DATA ENTRIES:

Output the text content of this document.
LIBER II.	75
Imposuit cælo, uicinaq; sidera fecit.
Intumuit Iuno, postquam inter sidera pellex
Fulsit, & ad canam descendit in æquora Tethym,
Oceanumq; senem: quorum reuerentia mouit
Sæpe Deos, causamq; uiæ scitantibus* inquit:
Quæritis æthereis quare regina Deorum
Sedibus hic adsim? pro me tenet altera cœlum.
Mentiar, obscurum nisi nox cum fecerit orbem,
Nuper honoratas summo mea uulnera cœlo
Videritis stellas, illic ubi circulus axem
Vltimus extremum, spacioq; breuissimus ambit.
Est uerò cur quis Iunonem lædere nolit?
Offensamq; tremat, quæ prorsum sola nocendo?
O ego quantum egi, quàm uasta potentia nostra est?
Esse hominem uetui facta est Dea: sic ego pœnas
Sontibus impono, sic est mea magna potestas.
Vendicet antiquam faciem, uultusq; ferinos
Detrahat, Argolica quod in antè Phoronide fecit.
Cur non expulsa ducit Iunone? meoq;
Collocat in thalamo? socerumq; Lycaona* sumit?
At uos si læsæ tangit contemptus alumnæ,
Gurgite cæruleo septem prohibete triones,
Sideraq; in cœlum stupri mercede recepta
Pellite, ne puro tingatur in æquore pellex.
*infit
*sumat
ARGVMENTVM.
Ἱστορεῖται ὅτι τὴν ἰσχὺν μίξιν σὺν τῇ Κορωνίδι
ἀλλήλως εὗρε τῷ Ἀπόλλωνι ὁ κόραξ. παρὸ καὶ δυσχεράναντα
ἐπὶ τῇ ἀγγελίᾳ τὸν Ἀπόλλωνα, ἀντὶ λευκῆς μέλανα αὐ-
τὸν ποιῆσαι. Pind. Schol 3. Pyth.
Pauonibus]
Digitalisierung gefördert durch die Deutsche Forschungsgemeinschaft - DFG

TASK DETAILS:
Display every line of the listing that contains the string "pellex".

PROBLEM SOLUTION:
Intumuit Iuno, postquam inter sidera pellex
Pellite, ne puro tingatur in æquore pellex.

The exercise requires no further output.